» Exercícios
• A. Duplique o trecho da crítica de "O que Resta do Tempo" que começa nas palavras "Suleiman é um" e termina depois de "dominação israelense, perplexidade.".
• B. Resuma em duas frases a crítica de "O que Resta do Tempo".

» Texto fornecido
════════

Suleiman trata a história como enigma
INÁCIO ARAUJO
CRÍTICO DA FOLHA
As primeiras cenas são as
que melhor definem "O
que Resta do Tempo":
alguém pega um táxi num aeroporto israelense. O chofer, um
tanto mal-humorado, reclama
da vida e tudo mais. Ele não
imagina o quanto as coisas podem ser piores. O que fica evidente quando começa uma
chuva torrencial. Ele não vê
nem cinco metros adiante. Acaba parando o carro e perguntando: "Onde eu estou?".
A pergunta tem peso simbólico e vale para israelenses e palestinos: onde estou? É a primeira questão que mobiliza o
filme de Elia Suleiman, palestino nascido em Nazaré, Israel.
No filme, a cidade tem papel
central. É lá que seu pai enfrentará por anos os israelenses e
que crescerá Elia. O caráter autobiográfico é tão claro quanto
o absurdo da situação vivida
pelos povos do Oriente Médio,
em particular os palestinos.
Suleiman é um homem da
diáspora e convidado a deixar o
país ainda muito jovem.
Nessa altura, já podemos
identificar alguns aspectos
abordados pelo filme: identidade nacional, luta contra a dominação israelense, perplexidade.
Há vários filmes dentro de um
só, o que às vezes parece uma
virtude, às vezes um problema.
E por que essa sensação dúbia?

════════

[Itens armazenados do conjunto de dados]
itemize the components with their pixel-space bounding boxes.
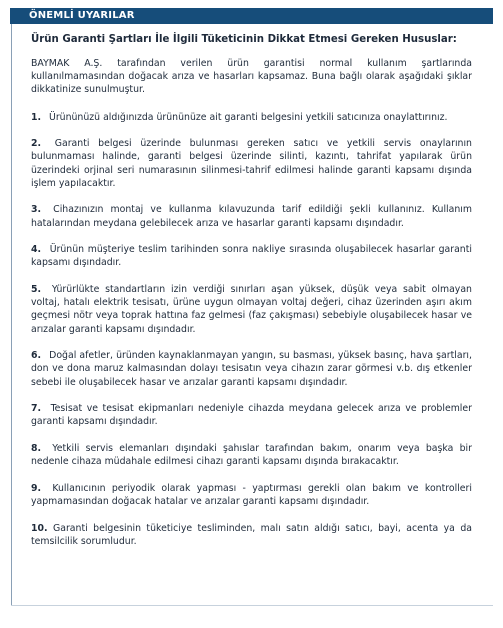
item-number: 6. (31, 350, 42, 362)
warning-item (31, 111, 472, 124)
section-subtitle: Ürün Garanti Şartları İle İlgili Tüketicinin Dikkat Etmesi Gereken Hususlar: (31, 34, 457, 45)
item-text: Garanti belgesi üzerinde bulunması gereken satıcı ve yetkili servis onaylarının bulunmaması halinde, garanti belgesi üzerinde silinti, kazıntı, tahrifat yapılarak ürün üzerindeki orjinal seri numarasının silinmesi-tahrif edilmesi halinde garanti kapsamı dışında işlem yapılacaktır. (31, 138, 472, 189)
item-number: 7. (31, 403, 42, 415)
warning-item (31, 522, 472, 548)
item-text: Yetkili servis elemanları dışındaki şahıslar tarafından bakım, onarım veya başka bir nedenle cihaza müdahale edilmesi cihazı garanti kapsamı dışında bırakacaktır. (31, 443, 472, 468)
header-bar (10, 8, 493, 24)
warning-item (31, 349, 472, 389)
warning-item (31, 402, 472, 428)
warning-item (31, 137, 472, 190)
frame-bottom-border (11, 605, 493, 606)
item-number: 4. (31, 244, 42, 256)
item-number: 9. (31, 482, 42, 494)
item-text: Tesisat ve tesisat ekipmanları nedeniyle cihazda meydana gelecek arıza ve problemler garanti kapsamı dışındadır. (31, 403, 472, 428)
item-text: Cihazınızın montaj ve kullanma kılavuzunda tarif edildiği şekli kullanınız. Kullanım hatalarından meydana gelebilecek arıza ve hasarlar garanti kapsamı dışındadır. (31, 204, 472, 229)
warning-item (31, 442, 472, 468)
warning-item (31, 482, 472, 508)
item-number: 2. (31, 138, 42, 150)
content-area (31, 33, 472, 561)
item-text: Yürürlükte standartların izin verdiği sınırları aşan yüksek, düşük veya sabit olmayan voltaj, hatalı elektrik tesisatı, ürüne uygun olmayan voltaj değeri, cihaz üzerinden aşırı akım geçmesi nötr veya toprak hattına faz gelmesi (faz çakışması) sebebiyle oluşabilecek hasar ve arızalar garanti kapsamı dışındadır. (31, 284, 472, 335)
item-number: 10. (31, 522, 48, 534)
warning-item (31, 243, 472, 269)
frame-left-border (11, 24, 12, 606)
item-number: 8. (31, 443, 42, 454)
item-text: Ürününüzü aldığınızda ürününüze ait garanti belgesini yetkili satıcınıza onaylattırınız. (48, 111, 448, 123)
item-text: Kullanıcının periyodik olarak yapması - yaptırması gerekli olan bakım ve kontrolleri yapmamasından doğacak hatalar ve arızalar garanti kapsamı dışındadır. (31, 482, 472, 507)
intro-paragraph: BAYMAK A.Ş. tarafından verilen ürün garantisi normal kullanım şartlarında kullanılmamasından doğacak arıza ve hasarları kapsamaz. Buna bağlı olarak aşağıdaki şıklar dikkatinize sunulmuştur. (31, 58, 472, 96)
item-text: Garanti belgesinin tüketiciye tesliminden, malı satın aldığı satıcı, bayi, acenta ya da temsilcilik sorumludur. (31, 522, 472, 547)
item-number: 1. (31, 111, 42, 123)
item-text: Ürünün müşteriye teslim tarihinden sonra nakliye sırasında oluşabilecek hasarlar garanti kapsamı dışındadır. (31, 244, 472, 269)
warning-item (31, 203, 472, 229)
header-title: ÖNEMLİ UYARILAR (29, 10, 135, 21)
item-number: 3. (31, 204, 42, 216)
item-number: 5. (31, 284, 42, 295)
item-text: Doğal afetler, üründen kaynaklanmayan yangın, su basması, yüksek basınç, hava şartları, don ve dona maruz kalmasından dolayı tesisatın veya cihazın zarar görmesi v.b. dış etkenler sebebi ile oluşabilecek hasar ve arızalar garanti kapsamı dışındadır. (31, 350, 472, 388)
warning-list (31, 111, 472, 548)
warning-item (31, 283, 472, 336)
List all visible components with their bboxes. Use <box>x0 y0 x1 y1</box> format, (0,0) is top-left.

════════

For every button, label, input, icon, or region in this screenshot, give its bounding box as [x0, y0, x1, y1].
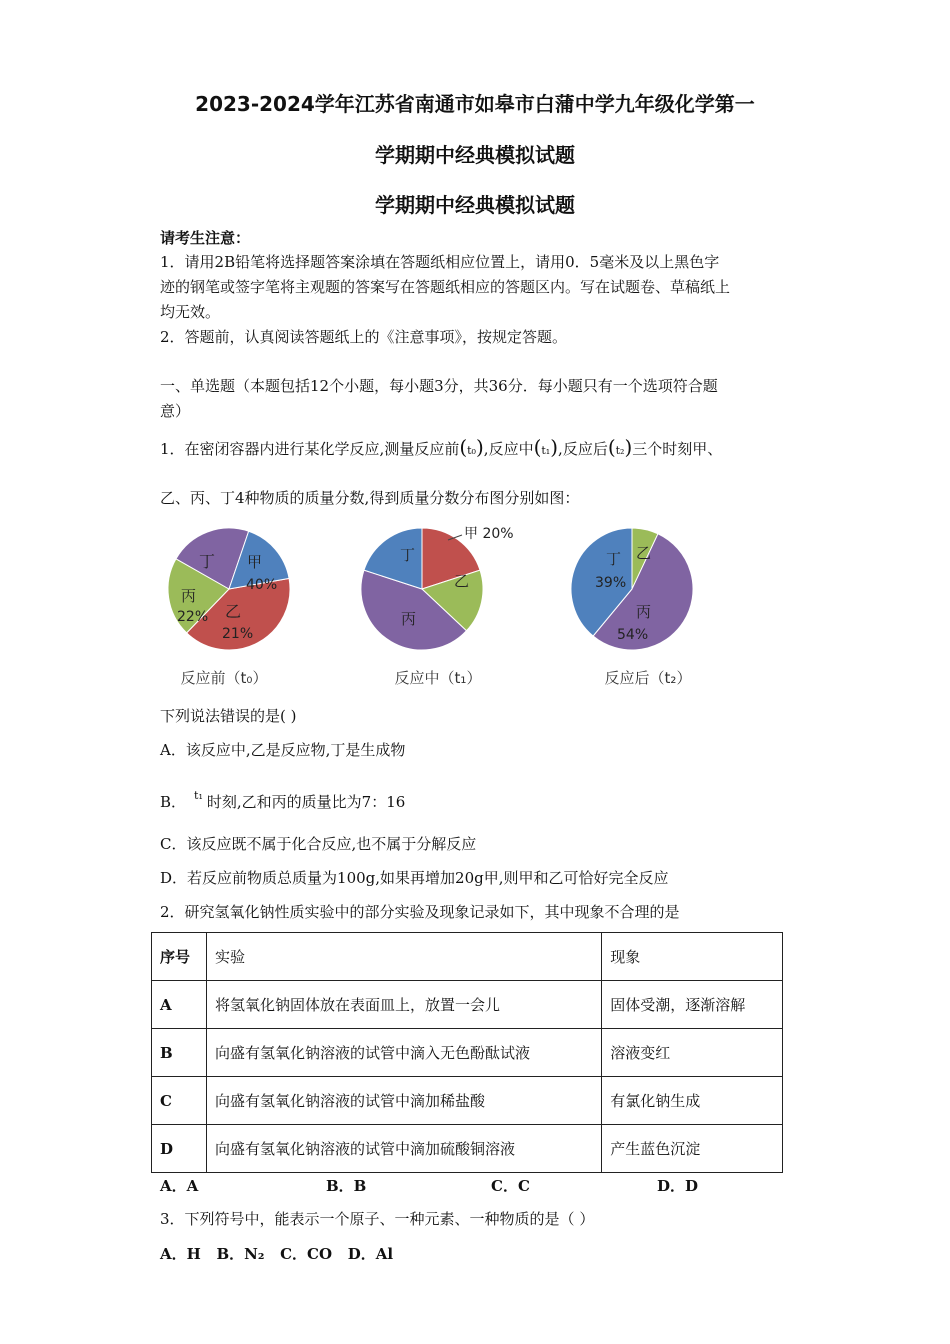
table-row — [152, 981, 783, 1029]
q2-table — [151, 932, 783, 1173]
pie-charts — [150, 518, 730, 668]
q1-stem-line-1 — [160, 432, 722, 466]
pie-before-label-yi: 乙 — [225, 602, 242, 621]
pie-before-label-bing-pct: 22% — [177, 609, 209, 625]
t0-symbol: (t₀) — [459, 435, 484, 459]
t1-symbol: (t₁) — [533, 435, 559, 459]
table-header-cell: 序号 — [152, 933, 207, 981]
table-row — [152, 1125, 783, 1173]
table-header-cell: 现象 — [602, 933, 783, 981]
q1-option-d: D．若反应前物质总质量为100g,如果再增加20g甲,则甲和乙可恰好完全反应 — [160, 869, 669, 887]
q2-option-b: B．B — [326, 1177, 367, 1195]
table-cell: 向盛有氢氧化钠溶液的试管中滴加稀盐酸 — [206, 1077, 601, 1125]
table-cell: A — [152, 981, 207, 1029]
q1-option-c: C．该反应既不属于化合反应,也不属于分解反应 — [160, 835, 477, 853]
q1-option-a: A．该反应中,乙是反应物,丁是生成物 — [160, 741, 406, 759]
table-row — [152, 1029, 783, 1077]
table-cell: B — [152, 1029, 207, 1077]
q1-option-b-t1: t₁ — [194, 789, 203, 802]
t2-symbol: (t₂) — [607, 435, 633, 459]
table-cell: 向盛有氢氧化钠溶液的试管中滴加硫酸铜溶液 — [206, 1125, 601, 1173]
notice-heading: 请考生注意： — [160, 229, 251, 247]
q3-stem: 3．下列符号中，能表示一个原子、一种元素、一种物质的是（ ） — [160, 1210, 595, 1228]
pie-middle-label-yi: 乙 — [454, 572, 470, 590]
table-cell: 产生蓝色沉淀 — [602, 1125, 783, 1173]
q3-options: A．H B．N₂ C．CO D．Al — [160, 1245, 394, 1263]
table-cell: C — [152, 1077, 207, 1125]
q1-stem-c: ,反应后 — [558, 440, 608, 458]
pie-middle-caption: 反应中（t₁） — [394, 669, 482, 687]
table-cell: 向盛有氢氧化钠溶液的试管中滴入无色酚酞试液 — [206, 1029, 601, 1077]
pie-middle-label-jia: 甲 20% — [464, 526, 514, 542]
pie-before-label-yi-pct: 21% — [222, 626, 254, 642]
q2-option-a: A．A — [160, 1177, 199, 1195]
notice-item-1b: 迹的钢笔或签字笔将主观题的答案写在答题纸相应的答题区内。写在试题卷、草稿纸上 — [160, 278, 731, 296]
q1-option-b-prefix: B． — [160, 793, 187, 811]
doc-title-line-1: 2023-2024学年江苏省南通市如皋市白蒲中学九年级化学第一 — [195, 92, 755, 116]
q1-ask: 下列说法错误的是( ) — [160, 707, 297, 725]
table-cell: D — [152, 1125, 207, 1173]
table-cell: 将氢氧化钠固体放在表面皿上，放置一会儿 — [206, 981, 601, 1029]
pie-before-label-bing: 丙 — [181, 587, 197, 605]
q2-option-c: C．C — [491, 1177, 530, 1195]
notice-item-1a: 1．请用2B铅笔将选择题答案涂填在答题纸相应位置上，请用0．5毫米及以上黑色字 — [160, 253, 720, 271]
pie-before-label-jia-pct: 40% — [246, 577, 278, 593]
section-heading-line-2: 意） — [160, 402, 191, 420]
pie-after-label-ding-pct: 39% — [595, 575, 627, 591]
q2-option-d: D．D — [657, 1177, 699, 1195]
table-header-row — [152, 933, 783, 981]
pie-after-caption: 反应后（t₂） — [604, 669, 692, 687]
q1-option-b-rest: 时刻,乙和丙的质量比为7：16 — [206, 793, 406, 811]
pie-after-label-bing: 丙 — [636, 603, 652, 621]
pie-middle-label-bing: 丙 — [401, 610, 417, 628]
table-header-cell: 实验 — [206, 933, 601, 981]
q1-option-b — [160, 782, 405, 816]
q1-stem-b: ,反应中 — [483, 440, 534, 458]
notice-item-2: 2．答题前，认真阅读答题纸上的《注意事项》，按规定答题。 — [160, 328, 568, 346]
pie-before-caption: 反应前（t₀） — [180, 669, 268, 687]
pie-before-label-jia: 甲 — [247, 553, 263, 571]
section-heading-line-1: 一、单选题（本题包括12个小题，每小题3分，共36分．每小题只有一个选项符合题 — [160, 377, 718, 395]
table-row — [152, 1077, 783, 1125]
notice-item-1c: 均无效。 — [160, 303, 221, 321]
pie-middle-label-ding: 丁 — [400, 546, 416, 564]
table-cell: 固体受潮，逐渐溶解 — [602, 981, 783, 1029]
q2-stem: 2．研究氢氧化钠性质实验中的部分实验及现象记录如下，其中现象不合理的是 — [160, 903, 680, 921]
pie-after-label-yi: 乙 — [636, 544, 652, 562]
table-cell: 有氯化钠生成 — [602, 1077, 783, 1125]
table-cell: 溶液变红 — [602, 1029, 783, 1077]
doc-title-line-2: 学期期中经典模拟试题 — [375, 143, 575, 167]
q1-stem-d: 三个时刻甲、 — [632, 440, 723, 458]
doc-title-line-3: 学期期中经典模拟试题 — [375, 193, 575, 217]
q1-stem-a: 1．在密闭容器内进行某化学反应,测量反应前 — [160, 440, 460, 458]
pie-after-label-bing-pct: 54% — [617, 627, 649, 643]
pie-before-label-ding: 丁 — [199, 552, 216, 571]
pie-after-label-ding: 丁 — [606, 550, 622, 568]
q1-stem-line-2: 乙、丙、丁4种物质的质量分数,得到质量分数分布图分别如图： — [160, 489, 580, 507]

════════

» Respostas por exercício
• A.
Suleiman é um homem da
diáspora e convidado a deixar o
país ainda muito jovem.
Nessa altura, já podemos
identificar alguns aspectos
abordados pelo filme: identidade nacional, luta contra a dominação israelense, perplexidade.

• B. Nas primeiras cenas, um chofer israelense para o carro sob uma chuva torrencial e pergunta onde está, questão que vale para israelenses e palestinos e é a primeira que mobiliza o filme de Elia Suleiman, palestino nascido em Nazaré. O filme, de caráter autobiográfico, aborda identidade nacional, luta contra a dominação israelense e perplexidade, e reúne vários filmes em um só, o que às vezes parece uma virtude e às vezes um problema.